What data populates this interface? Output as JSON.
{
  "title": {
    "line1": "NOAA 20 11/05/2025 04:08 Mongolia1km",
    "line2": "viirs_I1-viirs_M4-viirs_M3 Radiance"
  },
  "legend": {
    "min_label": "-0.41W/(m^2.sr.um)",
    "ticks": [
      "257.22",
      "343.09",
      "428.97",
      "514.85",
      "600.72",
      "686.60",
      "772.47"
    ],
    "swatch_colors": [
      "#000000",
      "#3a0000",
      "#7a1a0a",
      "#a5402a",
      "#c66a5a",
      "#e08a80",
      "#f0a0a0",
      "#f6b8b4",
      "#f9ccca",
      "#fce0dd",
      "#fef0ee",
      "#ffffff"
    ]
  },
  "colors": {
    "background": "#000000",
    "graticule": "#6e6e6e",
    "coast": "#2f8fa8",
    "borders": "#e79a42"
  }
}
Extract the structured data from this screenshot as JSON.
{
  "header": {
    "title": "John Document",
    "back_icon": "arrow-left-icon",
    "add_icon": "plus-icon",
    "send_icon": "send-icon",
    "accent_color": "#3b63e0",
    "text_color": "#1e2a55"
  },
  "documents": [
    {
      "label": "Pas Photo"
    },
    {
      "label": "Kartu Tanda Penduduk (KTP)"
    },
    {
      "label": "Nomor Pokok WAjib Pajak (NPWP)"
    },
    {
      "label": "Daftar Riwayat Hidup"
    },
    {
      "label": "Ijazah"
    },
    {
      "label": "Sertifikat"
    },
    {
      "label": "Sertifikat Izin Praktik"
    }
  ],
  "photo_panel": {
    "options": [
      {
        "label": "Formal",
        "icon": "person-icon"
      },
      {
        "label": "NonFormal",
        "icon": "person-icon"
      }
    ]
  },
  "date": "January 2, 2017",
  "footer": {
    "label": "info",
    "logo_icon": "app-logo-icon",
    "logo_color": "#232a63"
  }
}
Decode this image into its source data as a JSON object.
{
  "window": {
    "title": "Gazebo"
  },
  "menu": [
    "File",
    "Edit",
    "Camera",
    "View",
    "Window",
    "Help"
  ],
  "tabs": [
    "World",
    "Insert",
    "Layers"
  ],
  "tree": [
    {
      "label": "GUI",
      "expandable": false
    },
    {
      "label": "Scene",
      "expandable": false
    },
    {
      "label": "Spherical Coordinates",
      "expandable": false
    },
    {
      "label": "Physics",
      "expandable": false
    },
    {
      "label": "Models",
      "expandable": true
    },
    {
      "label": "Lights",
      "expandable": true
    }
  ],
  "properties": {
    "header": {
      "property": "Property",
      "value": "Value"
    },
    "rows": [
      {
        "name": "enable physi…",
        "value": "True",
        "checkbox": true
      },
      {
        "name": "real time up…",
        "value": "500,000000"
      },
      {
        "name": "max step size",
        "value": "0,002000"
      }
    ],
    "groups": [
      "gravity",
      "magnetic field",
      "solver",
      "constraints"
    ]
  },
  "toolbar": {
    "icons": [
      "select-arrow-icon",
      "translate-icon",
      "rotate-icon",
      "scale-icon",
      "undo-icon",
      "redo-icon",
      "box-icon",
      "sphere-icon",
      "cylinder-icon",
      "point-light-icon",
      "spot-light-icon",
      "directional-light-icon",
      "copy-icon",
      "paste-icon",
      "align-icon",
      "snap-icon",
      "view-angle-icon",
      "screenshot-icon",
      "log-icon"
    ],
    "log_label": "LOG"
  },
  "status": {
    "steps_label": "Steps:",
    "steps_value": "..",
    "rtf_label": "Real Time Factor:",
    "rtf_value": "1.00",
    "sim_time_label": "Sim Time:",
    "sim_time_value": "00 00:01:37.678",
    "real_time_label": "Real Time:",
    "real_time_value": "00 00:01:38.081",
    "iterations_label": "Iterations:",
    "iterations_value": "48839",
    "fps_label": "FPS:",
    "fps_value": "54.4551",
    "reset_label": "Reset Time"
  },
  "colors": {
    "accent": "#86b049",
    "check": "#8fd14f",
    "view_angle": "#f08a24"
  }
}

------------------------------

=== Exercise instructions ===
Where a line above includes "data", copy that line.

=== The output ===
What data populates this interface? Output as JSON.
Extract the structured data from this screenshot as JSON.
Decode this image into its source data as a JSON object.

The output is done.